- Exercise
Beginning with the line where "What's the underlying" appears, restate the lines word for word through the last one in the listing.

- Records supplied
_ _ _ _ _ _ _
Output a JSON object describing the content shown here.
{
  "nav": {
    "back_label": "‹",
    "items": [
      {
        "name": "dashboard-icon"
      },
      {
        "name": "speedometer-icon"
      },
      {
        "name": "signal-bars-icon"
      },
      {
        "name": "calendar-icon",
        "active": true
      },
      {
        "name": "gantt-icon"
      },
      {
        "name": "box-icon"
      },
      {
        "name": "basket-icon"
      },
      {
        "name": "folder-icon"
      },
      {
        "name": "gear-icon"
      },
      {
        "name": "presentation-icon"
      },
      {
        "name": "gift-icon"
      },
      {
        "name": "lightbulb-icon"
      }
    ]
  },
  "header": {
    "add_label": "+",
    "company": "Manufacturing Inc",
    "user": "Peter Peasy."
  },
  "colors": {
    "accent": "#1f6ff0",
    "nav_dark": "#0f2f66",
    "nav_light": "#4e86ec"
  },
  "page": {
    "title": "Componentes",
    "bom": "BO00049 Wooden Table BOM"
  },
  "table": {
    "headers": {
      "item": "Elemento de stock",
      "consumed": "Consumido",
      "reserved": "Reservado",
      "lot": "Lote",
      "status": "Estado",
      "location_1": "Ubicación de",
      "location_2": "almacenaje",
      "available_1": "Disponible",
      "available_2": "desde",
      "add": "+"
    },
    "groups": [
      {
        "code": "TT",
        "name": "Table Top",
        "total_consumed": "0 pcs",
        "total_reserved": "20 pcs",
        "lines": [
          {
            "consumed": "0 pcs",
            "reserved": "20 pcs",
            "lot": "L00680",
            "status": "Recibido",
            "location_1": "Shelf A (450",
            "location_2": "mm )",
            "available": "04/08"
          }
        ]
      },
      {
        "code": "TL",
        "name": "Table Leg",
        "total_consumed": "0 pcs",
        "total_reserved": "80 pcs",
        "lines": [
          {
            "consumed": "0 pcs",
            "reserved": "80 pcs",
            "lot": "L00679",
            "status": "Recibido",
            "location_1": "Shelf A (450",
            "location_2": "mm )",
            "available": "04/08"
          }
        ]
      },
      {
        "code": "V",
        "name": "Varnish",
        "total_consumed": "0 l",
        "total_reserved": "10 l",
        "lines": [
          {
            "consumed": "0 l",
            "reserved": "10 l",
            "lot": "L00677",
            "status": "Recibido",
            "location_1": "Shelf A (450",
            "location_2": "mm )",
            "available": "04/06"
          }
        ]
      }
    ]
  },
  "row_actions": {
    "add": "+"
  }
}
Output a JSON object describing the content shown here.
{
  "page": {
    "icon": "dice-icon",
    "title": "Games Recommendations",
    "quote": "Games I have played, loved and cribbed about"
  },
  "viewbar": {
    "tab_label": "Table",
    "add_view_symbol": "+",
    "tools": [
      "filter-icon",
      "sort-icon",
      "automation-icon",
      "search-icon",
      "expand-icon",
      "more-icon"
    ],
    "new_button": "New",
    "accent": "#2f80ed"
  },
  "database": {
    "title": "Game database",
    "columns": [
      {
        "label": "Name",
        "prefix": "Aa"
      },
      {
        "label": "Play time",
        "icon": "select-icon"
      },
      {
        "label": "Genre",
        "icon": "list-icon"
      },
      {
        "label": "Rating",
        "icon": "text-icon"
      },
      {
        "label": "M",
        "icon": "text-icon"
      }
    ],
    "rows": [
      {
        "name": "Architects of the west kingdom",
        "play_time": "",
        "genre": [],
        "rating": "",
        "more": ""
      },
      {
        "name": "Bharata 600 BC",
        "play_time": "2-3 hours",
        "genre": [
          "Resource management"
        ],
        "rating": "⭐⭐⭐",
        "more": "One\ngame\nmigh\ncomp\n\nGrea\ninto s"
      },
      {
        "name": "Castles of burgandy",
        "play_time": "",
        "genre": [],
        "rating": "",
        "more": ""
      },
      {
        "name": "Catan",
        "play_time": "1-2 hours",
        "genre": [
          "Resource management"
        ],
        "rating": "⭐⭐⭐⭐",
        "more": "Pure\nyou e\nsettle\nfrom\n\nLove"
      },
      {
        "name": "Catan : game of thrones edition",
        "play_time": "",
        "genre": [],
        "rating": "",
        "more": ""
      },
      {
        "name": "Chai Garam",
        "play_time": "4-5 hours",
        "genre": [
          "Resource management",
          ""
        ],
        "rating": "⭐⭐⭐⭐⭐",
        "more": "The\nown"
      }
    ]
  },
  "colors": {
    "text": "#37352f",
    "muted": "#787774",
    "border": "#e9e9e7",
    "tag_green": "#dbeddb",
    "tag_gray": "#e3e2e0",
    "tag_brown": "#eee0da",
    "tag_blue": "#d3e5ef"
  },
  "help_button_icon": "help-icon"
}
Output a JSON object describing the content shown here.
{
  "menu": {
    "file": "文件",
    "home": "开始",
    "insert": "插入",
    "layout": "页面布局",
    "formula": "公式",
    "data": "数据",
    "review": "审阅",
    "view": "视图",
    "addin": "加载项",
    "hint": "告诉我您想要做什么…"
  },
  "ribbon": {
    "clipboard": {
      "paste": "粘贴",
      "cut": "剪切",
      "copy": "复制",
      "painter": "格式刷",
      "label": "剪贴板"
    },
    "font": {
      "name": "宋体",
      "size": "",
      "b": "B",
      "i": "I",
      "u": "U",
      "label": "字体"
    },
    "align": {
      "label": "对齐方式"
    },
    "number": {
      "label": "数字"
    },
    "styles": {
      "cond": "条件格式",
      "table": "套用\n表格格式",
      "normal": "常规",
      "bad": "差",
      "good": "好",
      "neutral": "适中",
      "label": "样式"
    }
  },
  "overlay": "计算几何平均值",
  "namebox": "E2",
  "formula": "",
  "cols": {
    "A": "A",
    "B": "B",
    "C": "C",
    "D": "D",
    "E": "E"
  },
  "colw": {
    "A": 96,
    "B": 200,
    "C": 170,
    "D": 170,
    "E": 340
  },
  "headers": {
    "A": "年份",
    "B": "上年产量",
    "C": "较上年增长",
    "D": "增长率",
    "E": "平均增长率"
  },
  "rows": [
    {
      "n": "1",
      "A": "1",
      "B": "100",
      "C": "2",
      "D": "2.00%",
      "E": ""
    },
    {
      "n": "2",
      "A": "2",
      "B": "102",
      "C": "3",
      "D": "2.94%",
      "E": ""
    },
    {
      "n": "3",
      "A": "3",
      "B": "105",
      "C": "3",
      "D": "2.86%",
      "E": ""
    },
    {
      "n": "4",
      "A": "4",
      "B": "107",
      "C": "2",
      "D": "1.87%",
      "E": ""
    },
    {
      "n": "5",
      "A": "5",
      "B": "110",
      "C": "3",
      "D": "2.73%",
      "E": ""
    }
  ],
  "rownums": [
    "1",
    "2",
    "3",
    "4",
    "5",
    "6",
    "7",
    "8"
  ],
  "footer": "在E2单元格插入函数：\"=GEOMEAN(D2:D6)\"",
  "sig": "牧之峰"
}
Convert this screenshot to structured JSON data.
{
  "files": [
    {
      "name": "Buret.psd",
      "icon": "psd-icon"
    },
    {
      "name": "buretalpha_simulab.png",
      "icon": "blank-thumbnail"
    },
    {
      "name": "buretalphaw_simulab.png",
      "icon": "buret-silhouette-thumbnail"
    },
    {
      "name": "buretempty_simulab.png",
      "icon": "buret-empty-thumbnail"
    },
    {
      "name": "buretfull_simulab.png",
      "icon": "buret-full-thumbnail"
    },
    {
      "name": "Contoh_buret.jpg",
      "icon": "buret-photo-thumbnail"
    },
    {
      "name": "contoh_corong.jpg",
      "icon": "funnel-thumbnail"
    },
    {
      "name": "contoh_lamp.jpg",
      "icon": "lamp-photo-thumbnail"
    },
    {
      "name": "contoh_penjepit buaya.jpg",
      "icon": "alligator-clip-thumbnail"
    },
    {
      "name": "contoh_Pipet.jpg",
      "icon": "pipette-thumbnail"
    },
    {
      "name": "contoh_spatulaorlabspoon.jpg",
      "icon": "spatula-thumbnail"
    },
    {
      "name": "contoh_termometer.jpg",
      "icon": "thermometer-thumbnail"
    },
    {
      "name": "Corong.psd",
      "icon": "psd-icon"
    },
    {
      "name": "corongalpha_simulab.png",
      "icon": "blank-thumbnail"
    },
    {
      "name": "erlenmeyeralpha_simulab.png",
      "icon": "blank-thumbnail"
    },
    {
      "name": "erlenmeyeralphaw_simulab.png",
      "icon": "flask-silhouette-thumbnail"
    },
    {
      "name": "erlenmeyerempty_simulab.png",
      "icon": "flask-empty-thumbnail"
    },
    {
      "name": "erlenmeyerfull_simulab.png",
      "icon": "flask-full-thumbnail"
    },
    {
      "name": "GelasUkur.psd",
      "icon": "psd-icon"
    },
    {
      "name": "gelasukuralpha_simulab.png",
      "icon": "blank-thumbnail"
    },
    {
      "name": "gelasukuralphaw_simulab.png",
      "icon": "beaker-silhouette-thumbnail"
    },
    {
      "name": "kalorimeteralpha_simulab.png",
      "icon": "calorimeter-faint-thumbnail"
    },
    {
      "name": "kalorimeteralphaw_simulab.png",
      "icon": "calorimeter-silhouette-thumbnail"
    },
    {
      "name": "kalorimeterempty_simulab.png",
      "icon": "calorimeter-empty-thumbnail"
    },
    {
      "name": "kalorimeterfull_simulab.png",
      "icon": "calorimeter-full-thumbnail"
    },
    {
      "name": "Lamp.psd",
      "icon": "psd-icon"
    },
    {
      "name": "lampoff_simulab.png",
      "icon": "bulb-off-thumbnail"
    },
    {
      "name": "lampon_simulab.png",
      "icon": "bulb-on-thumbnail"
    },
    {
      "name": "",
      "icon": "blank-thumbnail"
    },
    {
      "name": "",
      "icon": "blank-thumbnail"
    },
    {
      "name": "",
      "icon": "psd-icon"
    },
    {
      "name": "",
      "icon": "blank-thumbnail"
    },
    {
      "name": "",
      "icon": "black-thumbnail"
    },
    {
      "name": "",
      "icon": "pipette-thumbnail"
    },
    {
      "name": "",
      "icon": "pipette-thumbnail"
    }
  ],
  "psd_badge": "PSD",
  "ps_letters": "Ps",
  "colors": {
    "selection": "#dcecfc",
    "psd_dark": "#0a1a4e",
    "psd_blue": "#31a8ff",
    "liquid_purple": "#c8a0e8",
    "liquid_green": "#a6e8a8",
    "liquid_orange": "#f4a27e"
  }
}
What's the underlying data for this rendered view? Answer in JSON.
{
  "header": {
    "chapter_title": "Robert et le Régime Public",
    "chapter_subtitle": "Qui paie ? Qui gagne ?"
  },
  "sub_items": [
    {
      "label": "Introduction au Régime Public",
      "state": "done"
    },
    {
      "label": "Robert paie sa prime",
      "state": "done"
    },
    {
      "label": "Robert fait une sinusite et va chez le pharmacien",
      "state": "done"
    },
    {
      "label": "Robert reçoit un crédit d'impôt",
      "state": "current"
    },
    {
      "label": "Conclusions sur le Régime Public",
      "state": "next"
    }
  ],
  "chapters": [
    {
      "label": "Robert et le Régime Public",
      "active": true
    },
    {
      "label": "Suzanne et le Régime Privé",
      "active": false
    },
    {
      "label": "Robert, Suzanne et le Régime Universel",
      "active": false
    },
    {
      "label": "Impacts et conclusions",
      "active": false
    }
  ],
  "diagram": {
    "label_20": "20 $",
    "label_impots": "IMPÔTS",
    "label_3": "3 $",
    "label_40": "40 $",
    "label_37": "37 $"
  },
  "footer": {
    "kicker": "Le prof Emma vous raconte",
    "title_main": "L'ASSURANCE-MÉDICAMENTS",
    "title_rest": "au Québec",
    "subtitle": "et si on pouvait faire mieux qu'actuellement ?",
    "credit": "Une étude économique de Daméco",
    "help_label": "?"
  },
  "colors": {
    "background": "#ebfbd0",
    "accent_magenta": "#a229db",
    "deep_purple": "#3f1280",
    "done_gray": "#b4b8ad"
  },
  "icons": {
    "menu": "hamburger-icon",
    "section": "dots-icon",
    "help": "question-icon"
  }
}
_ _ _ _ _ _ _
- Exercise result
What's the underlying data for this rendered view? Answer in JSON.
{
  "header": {
    "chapter_title": "Robert et le Régime Public",
    "chapter_subtitle": "Qui paie ? Qui gagne ?"
  },
  "sub_items": [
    {
      "label": "Introduction au Régime Public",
      "state": "done"
    },
    {
      "label": "Robert paie sa prime",
      "state": "done"
    },
    {
      "label": "Robert fait une sinusite et va chez le pharmacien",
      "state": "done"
    },
    {
      "label": "Robert reçoit un crédit d'impôt",
      "state": "current"
    },
    {
      "label": "Conclusions sur le Régime Public",
      "state": "next"
    }
  ],
  "chapters": [
    {
      "label": "Robert et le Régime Public",
      "active": true
    },
    {
      "label": "Suzanne et le Régime Privé",
      "active": false
    },
    {
      "label": "Robert, Suzanne et le Régime Universel",
      "active": false
    },
    {
      "label": "Impacts et conclusions",
      "active": false
    }
  ],
  "diagram": {
    "label_20": "20 $",
    "label_impots": "IMPÔTS",
    "label_3": "3 $",
    "label_40": "40 $",
    "label_37": "37 $"
  },
  "footer": {
    "kicker": "Le prof Emma vous raconte",
    "title_main": "L'ASSURANCE-MÉDICAMENTS",
    "title_rest": "au Québec",
    "subtitle": "et si on pouvait faire mieux qu'actuellement ?",
    "credit": "Une étude économique de Daméco",
    "help_label": "?"
  },
  "colors": {
    "background": "#ebfbd0",
    "accent_magenta": "#a229db",
    "deep_purple": "#3f1280",
    "done_gray": "#b4b8ad"
  },
  "icons": {
    "menu": "hamburger-icon",
    "section": "dots-icon",
    "help": "question-icon"
  }
}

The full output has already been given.